— Task goal —
Each entry needs to be restated exactly as written.

— Records for this task —
● ● ● ● ●

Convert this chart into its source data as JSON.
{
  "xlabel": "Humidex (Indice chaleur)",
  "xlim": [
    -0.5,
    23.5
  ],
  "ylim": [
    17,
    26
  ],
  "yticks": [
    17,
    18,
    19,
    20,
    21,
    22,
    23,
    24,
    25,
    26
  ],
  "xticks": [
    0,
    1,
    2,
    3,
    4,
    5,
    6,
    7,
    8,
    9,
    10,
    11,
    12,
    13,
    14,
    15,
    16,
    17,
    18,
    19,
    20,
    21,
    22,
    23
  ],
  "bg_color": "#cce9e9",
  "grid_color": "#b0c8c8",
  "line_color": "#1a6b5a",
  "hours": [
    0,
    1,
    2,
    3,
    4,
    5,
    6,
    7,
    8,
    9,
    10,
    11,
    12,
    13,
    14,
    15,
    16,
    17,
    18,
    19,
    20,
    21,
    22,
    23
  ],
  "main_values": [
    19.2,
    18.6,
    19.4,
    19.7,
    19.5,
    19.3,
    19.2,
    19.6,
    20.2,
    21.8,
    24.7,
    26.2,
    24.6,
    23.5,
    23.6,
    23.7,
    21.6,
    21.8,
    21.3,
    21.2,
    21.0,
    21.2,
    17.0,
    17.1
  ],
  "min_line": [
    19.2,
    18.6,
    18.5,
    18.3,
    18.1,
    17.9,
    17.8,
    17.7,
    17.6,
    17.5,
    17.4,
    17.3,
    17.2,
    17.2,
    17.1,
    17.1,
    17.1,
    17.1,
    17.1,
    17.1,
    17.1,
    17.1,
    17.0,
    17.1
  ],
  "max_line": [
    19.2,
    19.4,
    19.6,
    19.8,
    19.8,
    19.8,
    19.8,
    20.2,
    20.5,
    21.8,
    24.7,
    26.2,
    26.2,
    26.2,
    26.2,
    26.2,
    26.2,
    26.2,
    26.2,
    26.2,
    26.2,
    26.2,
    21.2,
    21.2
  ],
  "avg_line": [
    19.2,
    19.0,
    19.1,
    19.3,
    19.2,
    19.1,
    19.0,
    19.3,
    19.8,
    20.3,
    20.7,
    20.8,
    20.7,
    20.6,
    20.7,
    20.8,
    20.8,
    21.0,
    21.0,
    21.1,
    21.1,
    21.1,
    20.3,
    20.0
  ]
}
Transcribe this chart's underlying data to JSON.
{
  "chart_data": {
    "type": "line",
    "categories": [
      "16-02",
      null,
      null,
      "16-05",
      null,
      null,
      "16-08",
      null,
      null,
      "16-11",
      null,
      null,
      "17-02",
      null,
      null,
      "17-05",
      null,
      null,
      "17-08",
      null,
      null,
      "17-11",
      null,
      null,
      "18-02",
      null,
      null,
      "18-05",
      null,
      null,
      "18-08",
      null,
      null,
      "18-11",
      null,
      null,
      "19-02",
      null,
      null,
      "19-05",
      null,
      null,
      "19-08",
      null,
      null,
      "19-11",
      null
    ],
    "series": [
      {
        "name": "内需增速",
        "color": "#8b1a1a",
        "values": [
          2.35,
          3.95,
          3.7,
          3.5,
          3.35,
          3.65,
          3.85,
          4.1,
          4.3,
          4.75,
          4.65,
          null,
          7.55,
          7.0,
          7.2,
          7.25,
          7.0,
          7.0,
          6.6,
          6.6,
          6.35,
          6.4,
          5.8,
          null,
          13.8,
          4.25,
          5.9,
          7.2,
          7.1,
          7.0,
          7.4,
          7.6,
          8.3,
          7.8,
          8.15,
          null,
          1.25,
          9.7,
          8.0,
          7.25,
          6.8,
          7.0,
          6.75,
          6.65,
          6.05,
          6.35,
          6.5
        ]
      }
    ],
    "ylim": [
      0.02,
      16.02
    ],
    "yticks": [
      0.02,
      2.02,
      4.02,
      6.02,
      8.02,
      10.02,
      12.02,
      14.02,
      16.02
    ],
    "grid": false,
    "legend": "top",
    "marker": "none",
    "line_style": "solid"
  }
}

● ● ● ● ●

— Full output —
Convert this chart into its source data as JSON.
{
  "xlabel": "Humidex (Indice chaleur)",
  "xlim": [
    -0.5,
    23.5
  ],
  "ylim": [
    17,
    26
  ],
  "yticks": [
    17,
    18,
    19,
    20,
    21,
    22,
    23,
    24,
    25,
    26
  ],
  "xticks": [
    0,
    1,
    2,
    3,
    4,
    5,
    6,
    7,
    8,
    9,
    10,
    11,
    12,
    13,
    14,
    15,
    16,
    17,
    18,
    19,
    20,
    21,
    22,
    23
  ],
  "bg_color": "#cce9e9",
  "grid_color": "#b0c8c8",
  "line_color": "#1a6b5a",
  "hours": [
    0,
    1,
    2,
    3,
    4,
    5,
    6,
    7,
    8,
    9,
    10,
    11,
    12,
    13,
    14,
    15,
    16,
    17,
    18,
    19,
    20,
    21,
    22,
    23
  ],
  "main_values": [
    19.2,
    18.6,
    19.4,
    19.7,
    19.5,
    19.3,
    19.2,
    19.6,
    20.2,
    21.8,
    24.7,
    26.2,
    24.6,
    23.5,
    23.6,
    23.7,
    21.6,
    21.8,
    21.3,
    21.2,
    21.0,
    21.2,
    17.0,
    17.1
  ],
  "min_line": [
    19.2,
    18.6,
    18.5,
    18.3,
    18.1,
    17.9,
    17.8,
    17.7,
    17.6,
    17.5,
    17.4,
    17.3,
    17.2,
    17.2,
    17.1,
    17.1,
    17.1,
    17.1,
    17.1,
    17.1,
    17.1,
    17.1,
    17.0,
    17.1
  ],
  "max_line": [
    19.2,
    19.4,
    19.6,
    19.8,
    19.8,
    19.8,
    19.8,
    20.2,
    20.5,
    21.8,
    24.7,
    26.2,
    26.2,
    26.2,
    26.2,
    26.2,
    26.2,
    26.2,
    26.2,
    26.2,
    26.2,
    26.2,
    21.2,
    21.2
  ],
  "avg_line": [
    19.2,
    19.0,
    19.1,
    19.3,
    19.2,
    19.1,
    19.0,
    19.3,
    19.8,
    20.3,
    20.7,
    20.8,
    20.7,
    20.6,
    20.7,
    20.8,
    20.8,
    21.0,
    21.0,
    21.1,
    21.1,
    21.1,
    20.3,
    20.0
  ]
}
Transcribe this chart's underlying data to JSON.
{
  "chart_data": {
    "type": "line",
    "categories": [
      "16-02",
      null,
      null,
      "16-05",
      null,
      null,
      "16-08",
      null,
      null,
      "16-11",
      null,
      null,
      "17-02",
      null,
      null,
      "17-05",
      null,
      null,
      "17-08",
      null,
      null,
      "17-11",
      null,
      null,
      "18-02",
      null,
      null,
      "18-05",
      null,
      null,
      "18-08",
      null,
      null,
      "18-11",
      null,
      null,
      "19-02",
      null,
      null,
      "19-05",
      null,
      null,
      "19-08",
      null,
      null,
      "19-11",
      null
    ],
    "series": [
      {
        "name": "内需增速",
        "color": "#8b1a1a",
        "values": [
          2.35,
          3.95,
          3.7,
          3.5,
          3.35,
          3.65,
          3.85,
          4.1,
          4.3,
          4.75,
          4.65,
          null,
          7.55,
          7.0,
          7.2,
          7.25,
          7.0,
          7.0,
          6.6,
          6.6,
          6.35,
          6.4,
          5.8,
          null,
          13.8,
          4.25,
          5.9,
          7.2,
          7.1,
          7.0,
          7.4,
          7.6,
          8.3,
          7.8,
          8.15,
          null,
          1.25,
          9.7,
          8.0,
          7.25,
          6.8,
          7.0,
          6.75,
          6.65,
          6.05,
          6.35,
          6.5
        ]
      }
    ],
    "ylim": [
      0.02,
      16.02
    ],
    "yticks": [
      0.02,
      2.02,
      4.02,
      6.02,
      8.02,
      10.02,
      12.02,
      14.02,
      16.02
    ],
    "grid": false,
    "legend": "top",
    "marker": "none",
    "line_style": "solid"
  }
}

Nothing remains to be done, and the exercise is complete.